• [Task brief]:
Spot each line in the records below where the word "power" occurs, then copy it.

Rows from a figure dataset:
┄┄┄┄┄┄

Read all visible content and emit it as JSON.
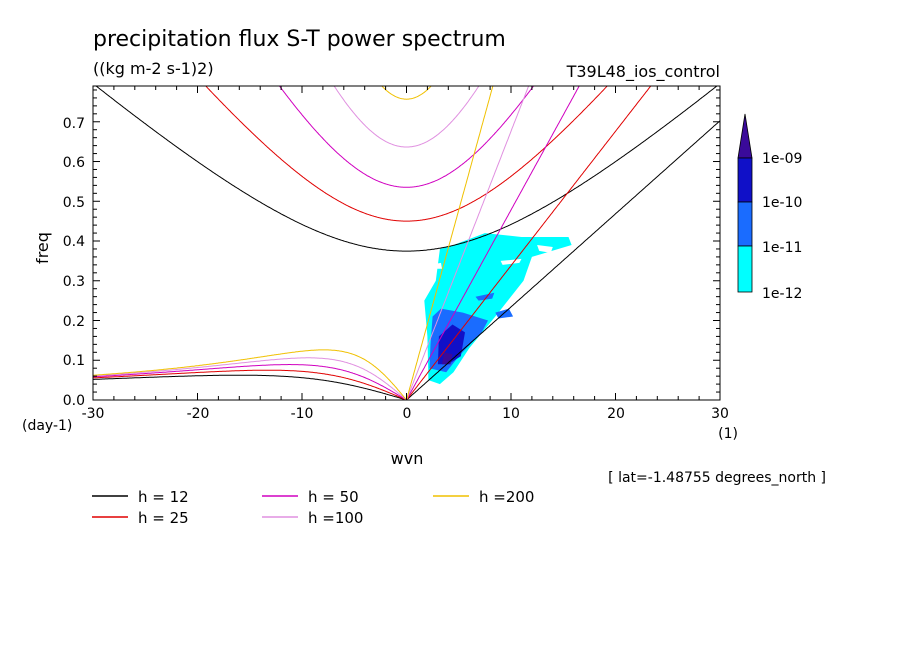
{
  "chart_data": {
    "type": "line",
    "title": "precipitation flux S-T power spectrum",
    "units": "((kg m-2 s-1)2)",
    "experiment": "T39L48_ios_control",
    "xlabel": "wvn",
    "ylabel": "freq",
    "y_unit": "(day-1)",
    "x_unit": "(1)",
    "xlim": [
      -30,
      30
    ],
    "ylim": [
      0,
      0.79
    ],
    "x_ticks": [
      "-30",
      "-20",
      "-10",
      "0",
      "10",
      "20",
      "30"
    ],
    "y_ticks": [
      "0.0",
      "0.1",
      "0.2",
      "0.3",
      "0.4",
      "0.5",
      "0.6",
      "0.7"
    ],
    "latitude_note": "[ lat=-1.48755 degrees_north ]",
    "series": [
      {
        "name": "h = 12",
        "h": 12,
        "color": "#000000"
      },
      {
        "name": "h = 25",
        "h": 25,
        "color": "#e00000"
      },
      {
        "name": "h = 50",
        "h": 50,
        "color": "#d000c0"
      },
      {
        "name": "h =100",
        "h": 100,
        "color": "#e090e0"
      },
      {
        "name": "h =200",
        "h": 200,
        "color": "#f0c000"
      }
    ],
    "colorbar": {
      "labels": [
        "1e-09",
        "1e-10",
        "1e-11",
        "1e-12"
      ],
      "colors": [
        "#3a0a9a",
        "#1010c8",
        "#1a6cff",
        "#00ffff"
      ]
    },
    "shading_note": "power spectrum contours (1e-12 to 1e-09) concentrated at eastward wavenumbers 2-16, freq 0.05-0.42"
  }
}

┄┄┄┄┄┄

• [The answer]:
    "title": "precipitation flux S-T power spectrum",
    "shading_note": "power spectrum contours (1e-12 to 1e-09) concentrated at eastward wavenumbers 2-16, freq 0.05-0.42"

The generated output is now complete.